# Instructions to follow
Pick out each line containing the string "from" and copy it.

┌─ Listing

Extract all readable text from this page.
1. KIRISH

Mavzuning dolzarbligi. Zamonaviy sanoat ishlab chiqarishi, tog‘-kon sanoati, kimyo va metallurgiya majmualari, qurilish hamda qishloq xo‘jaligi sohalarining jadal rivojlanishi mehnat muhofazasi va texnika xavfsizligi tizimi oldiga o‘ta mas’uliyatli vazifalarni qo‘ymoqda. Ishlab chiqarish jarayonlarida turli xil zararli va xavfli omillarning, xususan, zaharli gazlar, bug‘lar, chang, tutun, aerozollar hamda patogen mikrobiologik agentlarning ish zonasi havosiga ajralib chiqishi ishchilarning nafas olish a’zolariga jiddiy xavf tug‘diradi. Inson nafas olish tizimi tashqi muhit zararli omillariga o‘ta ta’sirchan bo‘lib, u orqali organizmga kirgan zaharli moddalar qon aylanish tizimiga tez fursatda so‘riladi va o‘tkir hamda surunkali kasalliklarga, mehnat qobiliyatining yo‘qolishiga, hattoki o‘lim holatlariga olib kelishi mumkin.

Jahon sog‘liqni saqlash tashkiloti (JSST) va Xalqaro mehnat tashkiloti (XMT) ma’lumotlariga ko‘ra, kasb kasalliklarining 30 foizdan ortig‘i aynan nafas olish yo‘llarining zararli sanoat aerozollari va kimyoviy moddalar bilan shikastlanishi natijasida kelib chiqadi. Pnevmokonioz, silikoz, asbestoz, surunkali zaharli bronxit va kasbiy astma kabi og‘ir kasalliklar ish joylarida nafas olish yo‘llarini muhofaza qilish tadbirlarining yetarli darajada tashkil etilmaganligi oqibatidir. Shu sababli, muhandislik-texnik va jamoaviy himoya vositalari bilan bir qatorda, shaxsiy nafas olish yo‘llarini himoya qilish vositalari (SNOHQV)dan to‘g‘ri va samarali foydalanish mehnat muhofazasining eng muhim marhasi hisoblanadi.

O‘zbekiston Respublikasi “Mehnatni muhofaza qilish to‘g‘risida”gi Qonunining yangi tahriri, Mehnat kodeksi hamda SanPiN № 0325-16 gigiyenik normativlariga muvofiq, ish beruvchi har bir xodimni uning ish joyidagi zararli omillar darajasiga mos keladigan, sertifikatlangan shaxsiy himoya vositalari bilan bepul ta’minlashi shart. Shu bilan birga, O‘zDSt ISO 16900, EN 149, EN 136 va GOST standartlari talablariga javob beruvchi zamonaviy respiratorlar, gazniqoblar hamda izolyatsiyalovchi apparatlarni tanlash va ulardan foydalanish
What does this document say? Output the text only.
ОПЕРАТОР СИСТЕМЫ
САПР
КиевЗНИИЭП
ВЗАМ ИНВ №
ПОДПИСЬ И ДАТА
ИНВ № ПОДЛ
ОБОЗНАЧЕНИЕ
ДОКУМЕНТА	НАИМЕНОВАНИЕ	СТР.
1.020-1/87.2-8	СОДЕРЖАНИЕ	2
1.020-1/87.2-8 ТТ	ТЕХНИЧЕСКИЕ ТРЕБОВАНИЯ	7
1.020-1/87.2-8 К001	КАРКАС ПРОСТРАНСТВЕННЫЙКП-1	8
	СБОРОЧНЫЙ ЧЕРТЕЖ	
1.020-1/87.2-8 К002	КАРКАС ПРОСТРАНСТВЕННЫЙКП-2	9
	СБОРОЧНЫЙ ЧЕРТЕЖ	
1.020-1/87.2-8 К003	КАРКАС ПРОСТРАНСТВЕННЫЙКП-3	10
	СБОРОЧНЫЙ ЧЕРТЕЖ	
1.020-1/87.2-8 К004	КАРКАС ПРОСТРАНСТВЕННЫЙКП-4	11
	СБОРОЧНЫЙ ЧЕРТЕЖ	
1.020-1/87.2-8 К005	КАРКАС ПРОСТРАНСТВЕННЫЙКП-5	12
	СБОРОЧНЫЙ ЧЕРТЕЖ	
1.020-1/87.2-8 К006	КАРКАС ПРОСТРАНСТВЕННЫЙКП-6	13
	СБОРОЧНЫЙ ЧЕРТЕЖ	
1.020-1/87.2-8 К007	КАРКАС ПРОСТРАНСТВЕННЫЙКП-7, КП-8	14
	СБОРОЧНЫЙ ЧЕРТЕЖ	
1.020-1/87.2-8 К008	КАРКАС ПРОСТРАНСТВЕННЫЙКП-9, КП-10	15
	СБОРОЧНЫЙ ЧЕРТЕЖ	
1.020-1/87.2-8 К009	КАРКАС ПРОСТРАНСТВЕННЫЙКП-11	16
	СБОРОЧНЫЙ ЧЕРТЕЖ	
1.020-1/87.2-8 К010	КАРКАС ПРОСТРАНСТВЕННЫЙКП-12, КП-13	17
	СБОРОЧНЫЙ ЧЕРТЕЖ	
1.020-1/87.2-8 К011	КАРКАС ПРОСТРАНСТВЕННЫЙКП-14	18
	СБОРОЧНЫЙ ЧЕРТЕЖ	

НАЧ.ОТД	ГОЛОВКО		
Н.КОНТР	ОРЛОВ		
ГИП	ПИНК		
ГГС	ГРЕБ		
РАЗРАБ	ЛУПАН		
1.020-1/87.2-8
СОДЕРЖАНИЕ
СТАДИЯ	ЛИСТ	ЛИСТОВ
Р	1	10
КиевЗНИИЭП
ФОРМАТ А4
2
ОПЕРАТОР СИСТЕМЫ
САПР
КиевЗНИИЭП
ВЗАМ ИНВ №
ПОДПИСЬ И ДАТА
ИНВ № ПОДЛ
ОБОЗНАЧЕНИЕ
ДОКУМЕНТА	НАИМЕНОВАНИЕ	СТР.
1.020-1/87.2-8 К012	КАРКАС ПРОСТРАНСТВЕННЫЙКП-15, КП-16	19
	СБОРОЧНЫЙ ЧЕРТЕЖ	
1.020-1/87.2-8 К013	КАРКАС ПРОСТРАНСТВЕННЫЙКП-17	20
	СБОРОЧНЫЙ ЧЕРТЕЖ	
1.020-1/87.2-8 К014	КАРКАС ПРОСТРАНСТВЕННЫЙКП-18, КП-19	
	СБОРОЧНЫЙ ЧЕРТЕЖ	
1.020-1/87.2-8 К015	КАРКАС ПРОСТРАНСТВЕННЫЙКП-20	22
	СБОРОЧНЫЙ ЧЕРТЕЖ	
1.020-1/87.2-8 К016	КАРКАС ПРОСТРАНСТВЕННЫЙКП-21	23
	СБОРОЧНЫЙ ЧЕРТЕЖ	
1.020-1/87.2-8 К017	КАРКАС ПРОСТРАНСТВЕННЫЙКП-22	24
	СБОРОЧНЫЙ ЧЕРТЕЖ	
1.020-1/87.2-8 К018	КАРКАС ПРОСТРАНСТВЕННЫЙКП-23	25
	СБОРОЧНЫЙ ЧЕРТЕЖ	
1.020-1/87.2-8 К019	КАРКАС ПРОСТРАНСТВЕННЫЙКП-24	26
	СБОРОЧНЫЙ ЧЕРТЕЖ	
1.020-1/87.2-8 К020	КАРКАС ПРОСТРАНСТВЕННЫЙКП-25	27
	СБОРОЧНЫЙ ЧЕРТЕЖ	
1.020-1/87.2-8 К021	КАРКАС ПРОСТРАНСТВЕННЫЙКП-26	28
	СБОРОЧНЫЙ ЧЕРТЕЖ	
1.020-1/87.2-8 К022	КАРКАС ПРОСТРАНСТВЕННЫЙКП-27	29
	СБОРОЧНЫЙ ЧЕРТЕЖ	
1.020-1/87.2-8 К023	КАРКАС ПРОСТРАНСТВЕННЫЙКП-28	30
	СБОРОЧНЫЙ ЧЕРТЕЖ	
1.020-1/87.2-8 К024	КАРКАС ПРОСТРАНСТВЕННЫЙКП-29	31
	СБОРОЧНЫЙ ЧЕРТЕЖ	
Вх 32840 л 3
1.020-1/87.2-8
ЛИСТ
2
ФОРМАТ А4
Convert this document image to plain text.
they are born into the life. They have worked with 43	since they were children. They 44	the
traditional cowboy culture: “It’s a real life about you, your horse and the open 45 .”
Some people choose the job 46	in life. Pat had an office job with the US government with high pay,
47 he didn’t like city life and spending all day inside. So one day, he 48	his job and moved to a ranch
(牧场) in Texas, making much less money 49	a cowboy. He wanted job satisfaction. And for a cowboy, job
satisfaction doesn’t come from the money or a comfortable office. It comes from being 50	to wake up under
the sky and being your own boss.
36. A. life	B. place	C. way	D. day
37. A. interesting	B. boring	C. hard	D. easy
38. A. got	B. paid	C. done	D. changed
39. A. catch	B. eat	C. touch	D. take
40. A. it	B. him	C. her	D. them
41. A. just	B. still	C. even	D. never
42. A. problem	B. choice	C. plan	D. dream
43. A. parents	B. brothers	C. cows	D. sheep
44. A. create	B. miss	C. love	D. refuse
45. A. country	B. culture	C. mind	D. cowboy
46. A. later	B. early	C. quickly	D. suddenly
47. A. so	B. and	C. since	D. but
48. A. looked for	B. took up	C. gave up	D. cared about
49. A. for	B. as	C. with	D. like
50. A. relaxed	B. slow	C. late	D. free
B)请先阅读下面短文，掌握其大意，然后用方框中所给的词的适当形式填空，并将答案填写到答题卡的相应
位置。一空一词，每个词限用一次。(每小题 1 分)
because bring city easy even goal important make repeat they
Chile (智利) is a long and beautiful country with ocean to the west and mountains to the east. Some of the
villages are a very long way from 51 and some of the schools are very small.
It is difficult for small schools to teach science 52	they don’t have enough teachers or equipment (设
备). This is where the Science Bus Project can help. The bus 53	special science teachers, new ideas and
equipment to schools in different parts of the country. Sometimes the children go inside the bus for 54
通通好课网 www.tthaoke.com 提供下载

└─

# Completed exercise
Extract all readable text from this page.
satisfaction doesn’t come from the money or a comfortable office. It comes from being 50	to wake up under
villages are a very long way from 51 and some of the schools are very small.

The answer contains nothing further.